GIVEN EXERCISE 1: In the TV power list text below, what is the name of Molly's dog?
GIVEN EXERCISE 2: Rewrite the paragraph beginning "It's not often that a children's show" from the TV power list text below as a short bulleted list that keeps its main facts.
GIVEN EXERCISE 3: According to the TV power list text below, which kinds of series qualify for the list? Name every one.

TEXT SECTION:

⁂

Usually we don’t mind surprises, but Veronica Mars threw everyone for a loop when it dropped the all eight episodes of its much anticipated fourth season a full week early. Fans and TV critics were left scrambling.
But we can’t blame our plucky heroine for Hulu’s faux paus. And so a character who was first introduced 15 years ago dominated the TV conversation. (Especially that shocking ending).
The rules for the power list are simple: Any series on TV qualifies, whether it’s a comedy, drama, news program, animated series, variety show or sports event. It can be on a network, basic cable, premium channel, Netflix, Amazon, Hulu, YouTube or whatever you can stream on your smart TV, as long as a new episode was made available the previous week—or, in the case of shows released all at once, it has to have been released within the previous four weeks.
The voting panel is composed of Paste editors and TV writers with a pretty broad range of tastes. We’re merciless: a bad episode can knock you right off this list. So much good TV is available right now.
Harlots (Hulu), Pearson (USA), The Rook (Starz), City on a Hill (Showtime), and Baskets (FX).
Last Week’s Ranking: Not Eligible
It’s not often that a children’s show makes the Power List but this one is special. The new animated PBS series Molly of Denali, follows 10-year-old Molly Mabray who lives in the fictional town of Qyah Alaska. Molly has two best friends named Tooey and Trini, parents who own a trading post, and a dog named Suki. A thoroughly contemporary character, Molly uses a computer and has a vlog where she shares her adventures with the world. The series is based on the concept of informational text, which is the way kids can learn and consume information via words, images, graphics, video and oral language.
What sets the show apart is its unique ability to be both educational and entertaining. Kids watching will see how much they have in common with Molly (voiced with aplomb by Alaska native Sovereign Bill) while also learning about Alaska native culture and customs. All the indigenous characters on the show are voiced by indigenous actors. As creative producer Princess Daazhraii Johnson says, “We’ve been so stereotyped and romanticized and relegated to the past. So we just really try to push for this sense we are modern people. That our cultures are alive and vibrant.”—Amy Amatangelo
Last Week’s Ranking: 4
Creators Steve Conrad and Bruce Terris have crafted a visually distinct world full of moral quandaries, exploring the fluctuating nature of what defines a person’s character. That exists alongside scenes like Sir Ben Kingsley calmly telling the guard at a Mexican prison that he is “the pale horse of death,” just before being loaded into an ice cream truck for transportation to a Super Max facility.

⁂

RECORDS SUPPLIED:
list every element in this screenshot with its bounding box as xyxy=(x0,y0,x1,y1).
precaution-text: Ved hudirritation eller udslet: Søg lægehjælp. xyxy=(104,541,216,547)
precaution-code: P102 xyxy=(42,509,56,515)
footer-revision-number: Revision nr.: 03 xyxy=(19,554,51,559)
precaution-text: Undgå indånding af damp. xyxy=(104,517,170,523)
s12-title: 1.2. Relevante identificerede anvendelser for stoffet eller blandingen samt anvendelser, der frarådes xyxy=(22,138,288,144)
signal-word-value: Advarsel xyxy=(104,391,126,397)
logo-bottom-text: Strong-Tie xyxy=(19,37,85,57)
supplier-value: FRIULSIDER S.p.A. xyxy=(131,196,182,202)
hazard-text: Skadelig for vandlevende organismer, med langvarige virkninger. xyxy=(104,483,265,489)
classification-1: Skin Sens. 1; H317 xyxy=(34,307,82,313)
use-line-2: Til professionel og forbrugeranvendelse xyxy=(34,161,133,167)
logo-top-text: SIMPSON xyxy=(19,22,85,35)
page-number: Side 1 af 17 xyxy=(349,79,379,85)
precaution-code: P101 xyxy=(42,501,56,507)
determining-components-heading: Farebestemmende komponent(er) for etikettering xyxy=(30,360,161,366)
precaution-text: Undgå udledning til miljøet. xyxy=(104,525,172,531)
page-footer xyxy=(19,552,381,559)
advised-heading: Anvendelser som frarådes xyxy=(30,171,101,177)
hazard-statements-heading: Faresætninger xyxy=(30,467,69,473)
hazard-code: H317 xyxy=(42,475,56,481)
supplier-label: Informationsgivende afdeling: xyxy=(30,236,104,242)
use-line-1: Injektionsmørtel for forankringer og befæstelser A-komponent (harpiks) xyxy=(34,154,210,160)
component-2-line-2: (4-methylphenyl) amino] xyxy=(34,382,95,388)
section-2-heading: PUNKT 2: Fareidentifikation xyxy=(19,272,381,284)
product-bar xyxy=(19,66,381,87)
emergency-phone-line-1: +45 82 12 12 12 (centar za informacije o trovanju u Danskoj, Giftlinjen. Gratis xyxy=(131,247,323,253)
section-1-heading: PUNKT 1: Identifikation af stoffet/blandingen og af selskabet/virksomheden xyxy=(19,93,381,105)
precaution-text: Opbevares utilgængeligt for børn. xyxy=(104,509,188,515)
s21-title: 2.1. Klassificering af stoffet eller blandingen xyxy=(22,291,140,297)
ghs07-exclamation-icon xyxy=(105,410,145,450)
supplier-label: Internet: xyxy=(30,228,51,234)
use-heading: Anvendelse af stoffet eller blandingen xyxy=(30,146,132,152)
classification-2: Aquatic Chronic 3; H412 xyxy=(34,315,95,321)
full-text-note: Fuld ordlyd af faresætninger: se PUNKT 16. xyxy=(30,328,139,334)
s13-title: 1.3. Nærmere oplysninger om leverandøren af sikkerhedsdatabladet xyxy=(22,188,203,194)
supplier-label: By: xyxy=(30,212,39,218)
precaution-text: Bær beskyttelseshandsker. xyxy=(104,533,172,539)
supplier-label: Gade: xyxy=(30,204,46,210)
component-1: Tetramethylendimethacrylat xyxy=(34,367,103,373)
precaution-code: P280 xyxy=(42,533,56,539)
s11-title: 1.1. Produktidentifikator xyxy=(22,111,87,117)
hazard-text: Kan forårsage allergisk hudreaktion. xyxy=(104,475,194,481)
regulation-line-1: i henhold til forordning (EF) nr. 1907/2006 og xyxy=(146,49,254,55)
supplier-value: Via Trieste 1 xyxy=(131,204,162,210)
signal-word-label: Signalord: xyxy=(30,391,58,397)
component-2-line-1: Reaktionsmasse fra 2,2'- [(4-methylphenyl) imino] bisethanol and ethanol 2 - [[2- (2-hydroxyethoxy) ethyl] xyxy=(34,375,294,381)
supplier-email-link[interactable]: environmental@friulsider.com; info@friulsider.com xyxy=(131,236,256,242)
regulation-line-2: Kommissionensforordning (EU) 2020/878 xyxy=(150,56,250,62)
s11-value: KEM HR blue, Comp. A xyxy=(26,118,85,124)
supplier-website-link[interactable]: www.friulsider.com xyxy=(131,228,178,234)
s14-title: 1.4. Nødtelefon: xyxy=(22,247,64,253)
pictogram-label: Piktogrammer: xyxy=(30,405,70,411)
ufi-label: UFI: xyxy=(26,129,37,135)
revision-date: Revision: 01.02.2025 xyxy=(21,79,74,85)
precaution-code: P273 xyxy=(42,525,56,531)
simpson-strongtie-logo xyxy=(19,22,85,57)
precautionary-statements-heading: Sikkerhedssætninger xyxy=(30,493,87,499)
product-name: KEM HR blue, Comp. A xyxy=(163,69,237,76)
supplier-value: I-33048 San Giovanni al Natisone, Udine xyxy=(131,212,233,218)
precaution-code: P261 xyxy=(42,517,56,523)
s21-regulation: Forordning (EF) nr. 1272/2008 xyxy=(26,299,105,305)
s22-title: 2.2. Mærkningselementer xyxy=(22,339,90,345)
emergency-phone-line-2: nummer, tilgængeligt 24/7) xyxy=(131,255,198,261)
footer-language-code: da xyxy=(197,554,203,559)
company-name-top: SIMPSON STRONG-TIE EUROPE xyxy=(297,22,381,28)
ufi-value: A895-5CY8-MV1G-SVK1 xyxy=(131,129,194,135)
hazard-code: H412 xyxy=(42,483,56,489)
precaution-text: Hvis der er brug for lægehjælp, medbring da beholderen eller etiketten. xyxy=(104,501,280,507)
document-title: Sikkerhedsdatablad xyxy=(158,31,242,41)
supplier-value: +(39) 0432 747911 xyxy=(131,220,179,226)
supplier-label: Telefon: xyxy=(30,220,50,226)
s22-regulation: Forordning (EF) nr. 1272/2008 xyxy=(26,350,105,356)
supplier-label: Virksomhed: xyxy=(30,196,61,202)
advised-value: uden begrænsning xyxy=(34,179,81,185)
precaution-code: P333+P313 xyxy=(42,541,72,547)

⁂

COMPLETE OUTPUT 1: Suki

COMPLETE OUTPUT 2:
- A children's show rarely makes the Power List, but this one is special.
- Molly of Denali is a new animated PBS series about 10-year-old Molly Mabray, who lives in the fictional town of Qyah, Alaska.
- Molly has two best friends, Tooey and Trini, parents who own a trading post, and a dog named Suki.
- She is a modern character who uses a computer and shares her adventures on a vlog.
- The series is built on informational text, the way kids learn and take in information through words, images, graphics, video and oral language.

COMPLETE OUTPUT 3: Comedy, drama, news program, animated series, variety show, sports event